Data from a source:
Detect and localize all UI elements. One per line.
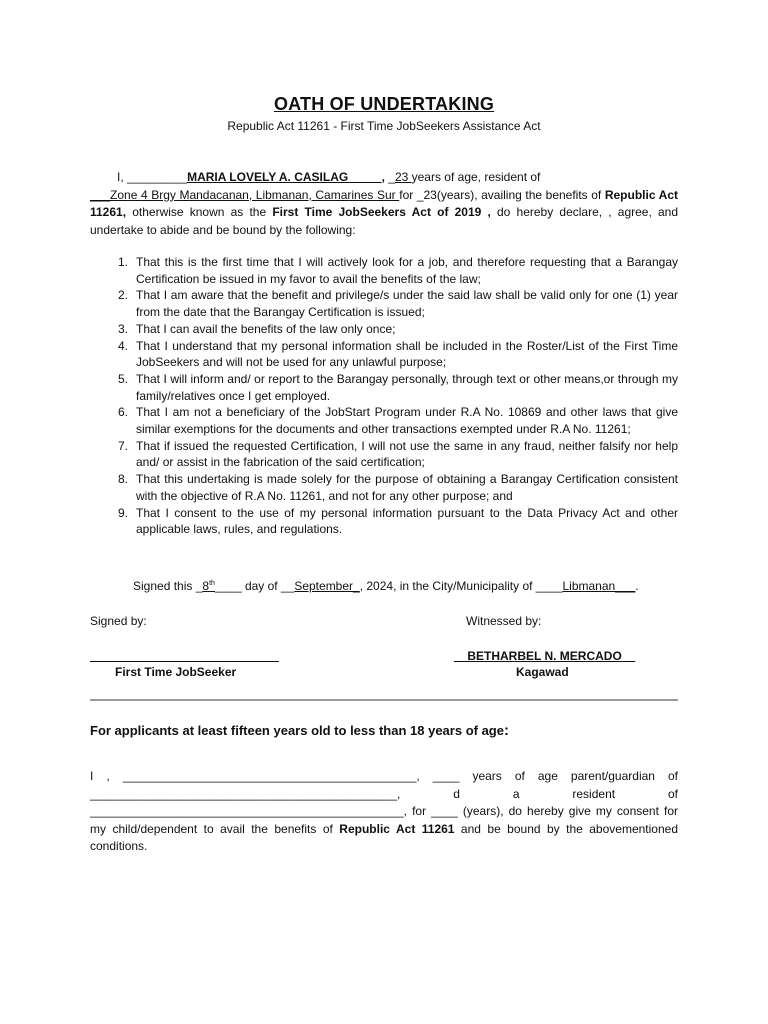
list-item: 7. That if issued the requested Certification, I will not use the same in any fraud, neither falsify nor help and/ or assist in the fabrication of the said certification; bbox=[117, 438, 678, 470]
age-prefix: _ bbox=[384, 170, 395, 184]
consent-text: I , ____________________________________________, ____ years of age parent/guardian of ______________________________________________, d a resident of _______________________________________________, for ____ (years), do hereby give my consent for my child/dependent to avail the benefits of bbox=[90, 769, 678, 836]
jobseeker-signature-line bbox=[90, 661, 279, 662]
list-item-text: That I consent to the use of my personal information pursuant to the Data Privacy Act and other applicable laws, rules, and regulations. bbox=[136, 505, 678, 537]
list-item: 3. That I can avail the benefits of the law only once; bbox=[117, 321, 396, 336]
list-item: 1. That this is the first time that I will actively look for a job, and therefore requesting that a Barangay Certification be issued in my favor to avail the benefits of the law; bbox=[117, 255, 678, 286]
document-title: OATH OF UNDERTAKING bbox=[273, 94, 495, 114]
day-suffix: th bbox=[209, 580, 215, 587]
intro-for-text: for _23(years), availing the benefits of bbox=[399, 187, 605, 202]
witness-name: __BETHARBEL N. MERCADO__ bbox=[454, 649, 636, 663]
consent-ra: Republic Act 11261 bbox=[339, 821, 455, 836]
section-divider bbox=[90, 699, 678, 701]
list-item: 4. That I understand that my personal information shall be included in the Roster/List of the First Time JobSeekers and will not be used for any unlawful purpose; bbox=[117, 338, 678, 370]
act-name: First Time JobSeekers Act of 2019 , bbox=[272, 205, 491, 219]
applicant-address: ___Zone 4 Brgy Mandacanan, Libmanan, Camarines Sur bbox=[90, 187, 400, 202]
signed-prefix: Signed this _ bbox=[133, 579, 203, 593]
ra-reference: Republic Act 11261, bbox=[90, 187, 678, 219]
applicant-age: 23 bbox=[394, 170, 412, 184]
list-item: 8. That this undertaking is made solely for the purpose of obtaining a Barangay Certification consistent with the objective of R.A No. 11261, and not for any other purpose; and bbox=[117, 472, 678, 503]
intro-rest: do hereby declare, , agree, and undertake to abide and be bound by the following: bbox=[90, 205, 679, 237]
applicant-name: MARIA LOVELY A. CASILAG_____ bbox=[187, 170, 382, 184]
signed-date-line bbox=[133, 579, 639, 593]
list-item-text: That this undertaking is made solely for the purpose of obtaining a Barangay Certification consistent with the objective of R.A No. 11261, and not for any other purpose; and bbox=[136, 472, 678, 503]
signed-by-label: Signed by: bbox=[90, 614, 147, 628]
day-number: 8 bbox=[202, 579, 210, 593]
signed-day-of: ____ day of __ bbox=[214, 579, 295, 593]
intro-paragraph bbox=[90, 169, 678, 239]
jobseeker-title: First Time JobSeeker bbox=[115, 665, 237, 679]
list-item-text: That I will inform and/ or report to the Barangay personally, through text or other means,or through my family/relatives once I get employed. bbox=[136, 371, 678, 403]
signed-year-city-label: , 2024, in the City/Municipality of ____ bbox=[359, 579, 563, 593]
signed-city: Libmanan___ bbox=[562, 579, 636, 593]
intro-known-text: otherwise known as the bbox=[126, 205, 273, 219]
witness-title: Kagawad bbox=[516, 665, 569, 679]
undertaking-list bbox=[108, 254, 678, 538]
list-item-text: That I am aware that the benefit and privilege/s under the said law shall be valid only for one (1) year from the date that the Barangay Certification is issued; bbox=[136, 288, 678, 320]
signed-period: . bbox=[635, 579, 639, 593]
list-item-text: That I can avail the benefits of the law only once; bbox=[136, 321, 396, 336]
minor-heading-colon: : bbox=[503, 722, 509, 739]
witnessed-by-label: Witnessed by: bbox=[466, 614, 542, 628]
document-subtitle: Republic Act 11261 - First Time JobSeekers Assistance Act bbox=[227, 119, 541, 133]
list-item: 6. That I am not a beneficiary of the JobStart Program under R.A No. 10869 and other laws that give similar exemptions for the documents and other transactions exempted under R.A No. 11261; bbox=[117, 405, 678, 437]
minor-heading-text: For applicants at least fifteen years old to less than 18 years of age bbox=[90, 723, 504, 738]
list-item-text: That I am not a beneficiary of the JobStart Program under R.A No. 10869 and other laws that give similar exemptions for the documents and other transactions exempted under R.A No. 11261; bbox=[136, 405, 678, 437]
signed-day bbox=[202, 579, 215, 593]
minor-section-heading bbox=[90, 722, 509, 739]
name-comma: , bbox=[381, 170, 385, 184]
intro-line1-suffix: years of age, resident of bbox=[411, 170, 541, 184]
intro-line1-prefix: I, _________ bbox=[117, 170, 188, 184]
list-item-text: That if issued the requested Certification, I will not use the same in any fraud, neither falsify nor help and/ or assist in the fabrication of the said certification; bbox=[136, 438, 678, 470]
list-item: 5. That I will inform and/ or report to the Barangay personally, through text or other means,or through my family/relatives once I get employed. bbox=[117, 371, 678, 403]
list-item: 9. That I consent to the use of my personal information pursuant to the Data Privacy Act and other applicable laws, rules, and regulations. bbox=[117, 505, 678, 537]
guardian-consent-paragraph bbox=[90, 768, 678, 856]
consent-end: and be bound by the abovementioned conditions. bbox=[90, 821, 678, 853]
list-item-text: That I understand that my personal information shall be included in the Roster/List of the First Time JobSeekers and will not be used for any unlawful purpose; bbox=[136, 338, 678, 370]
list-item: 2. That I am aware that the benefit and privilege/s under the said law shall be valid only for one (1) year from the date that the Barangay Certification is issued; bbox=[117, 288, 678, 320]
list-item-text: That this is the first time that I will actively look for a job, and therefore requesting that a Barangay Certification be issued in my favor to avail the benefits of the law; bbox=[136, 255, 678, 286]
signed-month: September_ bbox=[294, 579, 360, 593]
---
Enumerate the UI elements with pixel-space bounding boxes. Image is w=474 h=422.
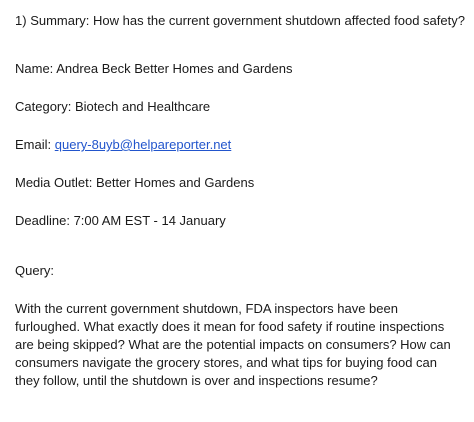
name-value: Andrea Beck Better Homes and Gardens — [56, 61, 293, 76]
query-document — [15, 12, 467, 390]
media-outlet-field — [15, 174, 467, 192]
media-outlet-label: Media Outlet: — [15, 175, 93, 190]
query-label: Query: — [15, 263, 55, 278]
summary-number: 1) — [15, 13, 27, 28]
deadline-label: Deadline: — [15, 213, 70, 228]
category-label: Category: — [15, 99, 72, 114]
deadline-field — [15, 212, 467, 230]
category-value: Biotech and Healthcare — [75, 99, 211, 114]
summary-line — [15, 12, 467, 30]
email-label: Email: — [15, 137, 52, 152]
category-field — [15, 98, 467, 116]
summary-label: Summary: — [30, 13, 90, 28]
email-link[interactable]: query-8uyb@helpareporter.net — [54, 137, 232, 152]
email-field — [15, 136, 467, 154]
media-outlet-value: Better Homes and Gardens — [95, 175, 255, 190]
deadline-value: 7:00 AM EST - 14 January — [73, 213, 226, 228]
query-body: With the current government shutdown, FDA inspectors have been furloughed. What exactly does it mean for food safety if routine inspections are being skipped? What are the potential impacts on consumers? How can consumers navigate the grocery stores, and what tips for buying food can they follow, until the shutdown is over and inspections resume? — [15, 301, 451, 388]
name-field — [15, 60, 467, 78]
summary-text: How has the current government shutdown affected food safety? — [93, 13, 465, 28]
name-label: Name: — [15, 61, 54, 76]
==
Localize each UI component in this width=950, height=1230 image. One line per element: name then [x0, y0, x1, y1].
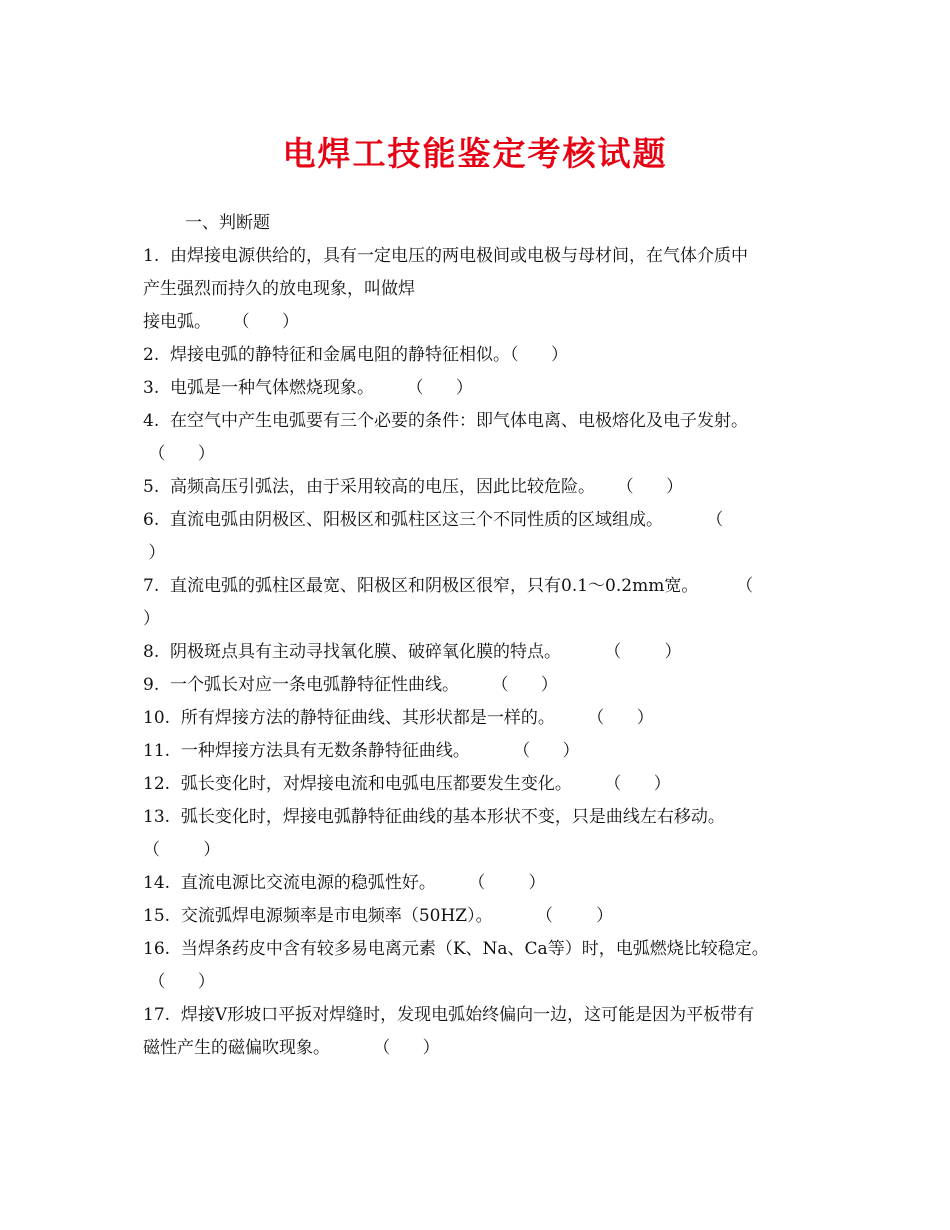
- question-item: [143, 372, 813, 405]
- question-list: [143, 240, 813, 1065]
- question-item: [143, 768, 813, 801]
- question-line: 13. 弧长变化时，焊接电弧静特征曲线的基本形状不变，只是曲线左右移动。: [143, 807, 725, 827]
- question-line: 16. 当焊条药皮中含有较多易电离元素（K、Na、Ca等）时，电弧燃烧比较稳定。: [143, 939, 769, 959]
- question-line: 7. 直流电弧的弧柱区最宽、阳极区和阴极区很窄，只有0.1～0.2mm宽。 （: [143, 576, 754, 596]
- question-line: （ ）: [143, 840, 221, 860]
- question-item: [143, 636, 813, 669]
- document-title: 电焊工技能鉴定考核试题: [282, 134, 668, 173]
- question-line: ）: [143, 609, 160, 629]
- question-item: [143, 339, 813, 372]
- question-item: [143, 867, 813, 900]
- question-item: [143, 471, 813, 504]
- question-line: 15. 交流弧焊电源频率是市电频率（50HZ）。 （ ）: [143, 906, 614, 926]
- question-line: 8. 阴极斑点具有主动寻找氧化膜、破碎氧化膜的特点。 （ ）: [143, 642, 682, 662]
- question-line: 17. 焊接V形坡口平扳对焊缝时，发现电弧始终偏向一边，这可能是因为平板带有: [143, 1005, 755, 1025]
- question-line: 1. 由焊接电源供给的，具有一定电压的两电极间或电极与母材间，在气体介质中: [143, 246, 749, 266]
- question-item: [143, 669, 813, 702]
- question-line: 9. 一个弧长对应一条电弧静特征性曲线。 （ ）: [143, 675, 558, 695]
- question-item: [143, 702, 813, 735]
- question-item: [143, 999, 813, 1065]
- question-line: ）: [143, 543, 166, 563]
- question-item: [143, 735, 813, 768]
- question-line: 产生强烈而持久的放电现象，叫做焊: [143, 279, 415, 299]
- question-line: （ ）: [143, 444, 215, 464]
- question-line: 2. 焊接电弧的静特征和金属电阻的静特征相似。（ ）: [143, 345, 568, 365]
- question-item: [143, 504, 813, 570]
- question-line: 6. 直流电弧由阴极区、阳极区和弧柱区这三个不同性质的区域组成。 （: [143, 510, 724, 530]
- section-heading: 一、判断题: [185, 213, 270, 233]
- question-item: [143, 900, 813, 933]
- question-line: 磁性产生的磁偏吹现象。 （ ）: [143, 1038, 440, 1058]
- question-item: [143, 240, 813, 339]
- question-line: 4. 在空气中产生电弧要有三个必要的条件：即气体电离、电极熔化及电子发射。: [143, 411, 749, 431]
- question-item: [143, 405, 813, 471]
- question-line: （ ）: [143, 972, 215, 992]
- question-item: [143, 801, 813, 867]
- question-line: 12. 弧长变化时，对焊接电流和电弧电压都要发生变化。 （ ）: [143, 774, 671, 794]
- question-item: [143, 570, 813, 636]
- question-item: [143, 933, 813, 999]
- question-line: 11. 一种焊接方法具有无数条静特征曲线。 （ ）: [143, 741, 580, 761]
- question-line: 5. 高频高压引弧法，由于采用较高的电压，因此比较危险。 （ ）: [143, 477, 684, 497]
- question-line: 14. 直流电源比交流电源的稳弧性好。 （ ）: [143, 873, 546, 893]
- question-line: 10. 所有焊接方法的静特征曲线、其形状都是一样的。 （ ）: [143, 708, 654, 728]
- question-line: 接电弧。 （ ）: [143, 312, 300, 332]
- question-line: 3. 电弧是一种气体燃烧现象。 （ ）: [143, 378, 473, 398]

> **EXERCISE OBJECTIVE**: How many lines in the data above contain the string "minor"? Give only the number.

> **TASK RESPONSE**: 3